# RECORDS FOR PROCESSING:
::::::

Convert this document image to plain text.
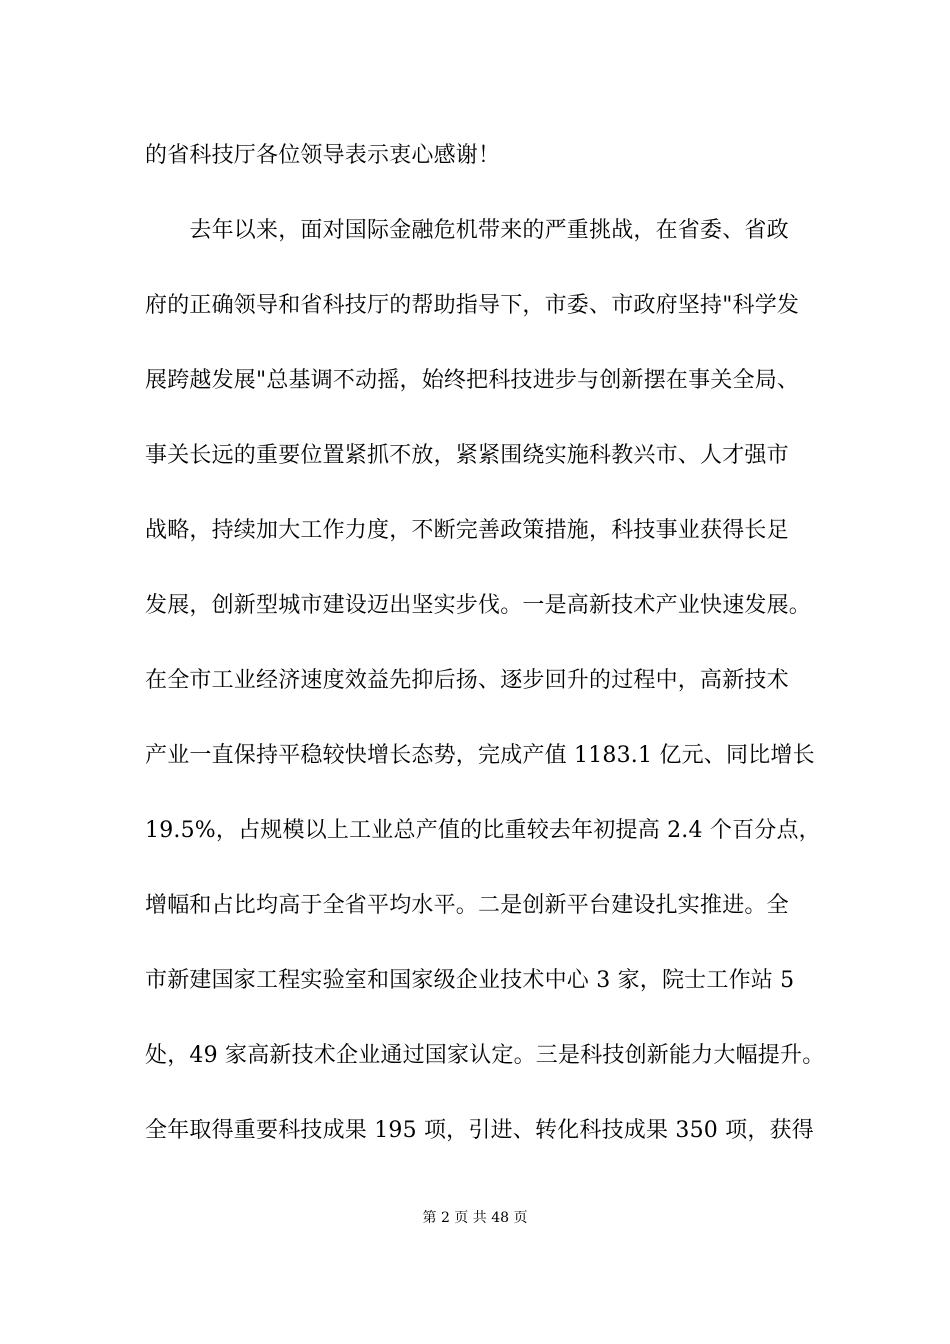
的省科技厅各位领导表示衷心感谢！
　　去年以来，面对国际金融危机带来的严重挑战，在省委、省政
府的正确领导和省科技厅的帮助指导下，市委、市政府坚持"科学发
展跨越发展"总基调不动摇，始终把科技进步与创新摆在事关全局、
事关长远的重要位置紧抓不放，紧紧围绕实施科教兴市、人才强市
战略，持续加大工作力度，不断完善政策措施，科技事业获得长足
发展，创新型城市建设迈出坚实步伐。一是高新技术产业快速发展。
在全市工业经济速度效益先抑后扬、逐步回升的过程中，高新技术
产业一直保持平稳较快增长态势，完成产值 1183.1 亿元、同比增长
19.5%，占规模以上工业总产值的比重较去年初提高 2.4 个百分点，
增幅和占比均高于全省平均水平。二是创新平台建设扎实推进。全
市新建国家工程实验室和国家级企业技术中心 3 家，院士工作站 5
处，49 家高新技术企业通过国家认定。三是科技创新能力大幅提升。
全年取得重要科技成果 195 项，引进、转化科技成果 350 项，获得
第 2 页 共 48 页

::::::

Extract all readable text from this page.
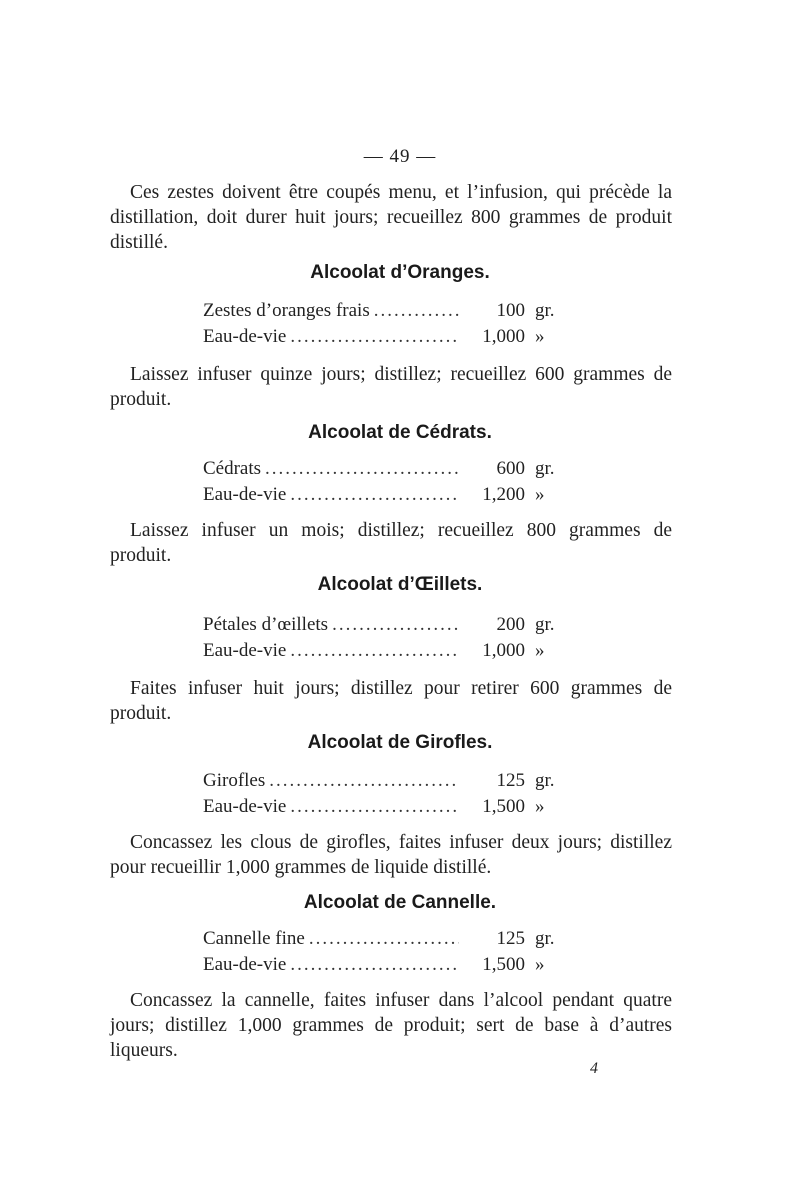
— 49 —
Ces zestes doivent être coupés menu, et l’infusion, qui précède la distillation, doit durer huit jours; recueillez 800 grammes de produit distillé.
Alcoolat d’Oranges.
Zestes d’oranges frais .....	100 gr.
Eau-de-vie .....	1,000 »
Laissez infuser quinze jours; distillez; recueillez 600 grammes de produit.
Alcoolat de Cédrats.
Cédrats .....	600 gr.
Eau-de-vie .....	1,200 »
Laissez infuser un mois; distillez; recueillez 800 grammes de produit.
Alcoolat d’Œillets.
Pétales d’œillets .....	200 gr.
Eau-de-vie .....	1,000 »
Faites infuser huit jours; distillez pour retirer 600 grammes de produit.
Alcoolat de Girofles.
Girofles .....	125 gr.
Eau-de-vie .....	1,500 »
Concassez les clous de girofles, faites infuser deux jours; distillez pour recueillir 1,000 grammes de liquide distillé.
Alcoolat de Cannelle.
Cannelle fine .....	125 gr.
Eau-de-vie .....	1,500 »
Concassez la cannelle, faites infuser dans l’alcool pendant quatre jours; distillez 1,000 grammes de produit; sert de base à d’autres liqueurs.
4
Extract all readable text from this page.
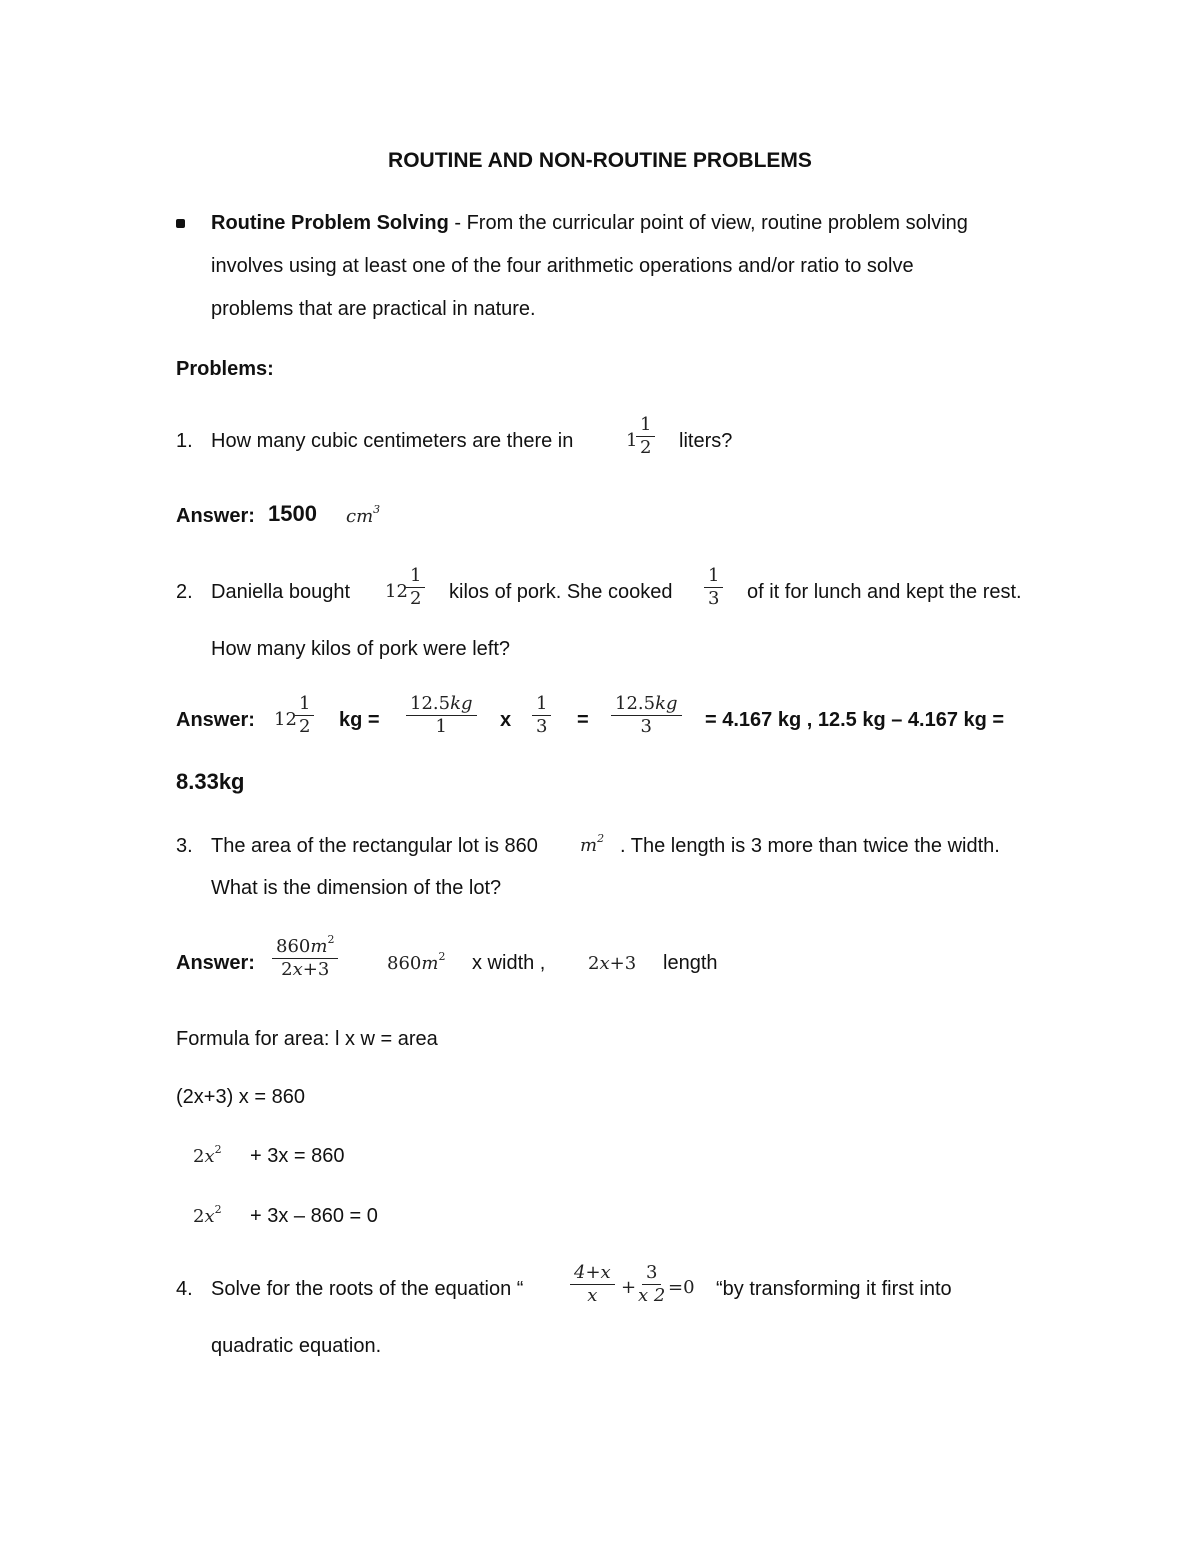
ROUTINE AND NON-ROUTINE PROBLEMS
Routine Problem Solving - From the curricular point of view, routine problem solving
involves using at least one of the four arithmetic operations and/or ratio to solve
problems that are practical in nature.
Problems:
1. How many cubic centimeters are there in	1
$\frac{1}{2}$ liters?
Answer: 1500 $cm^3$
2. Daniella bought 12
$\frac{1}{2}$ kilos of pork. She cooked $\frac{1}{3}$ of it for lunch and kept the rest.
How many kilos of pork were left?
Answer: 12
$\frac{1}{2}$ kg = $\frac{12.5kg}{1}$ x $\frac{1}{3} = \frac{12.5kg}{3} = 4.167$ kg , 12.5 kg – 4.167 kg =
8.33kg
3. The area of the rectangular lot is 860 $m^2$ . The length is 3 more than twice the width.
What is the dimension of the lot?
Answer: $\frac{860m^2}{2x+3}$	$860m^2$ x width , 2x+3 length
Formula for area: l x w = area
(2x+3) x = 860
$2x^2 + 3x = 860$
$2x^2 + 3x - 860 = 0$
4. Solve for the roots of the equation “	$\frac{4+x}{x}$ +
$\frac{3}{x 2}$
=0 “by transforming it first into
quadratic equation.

::::::

# GOAL OF THE EXERCISE:
Scan the material above. Return every line containing the string "Answer".

# RESPONSE TO THIS EXERCISE:
Answer: 1500 $cm^3$
Answer: 12
Answer: $\frac{860m^2}{2x+3}$	$860m^2$ x width , 2x+3 length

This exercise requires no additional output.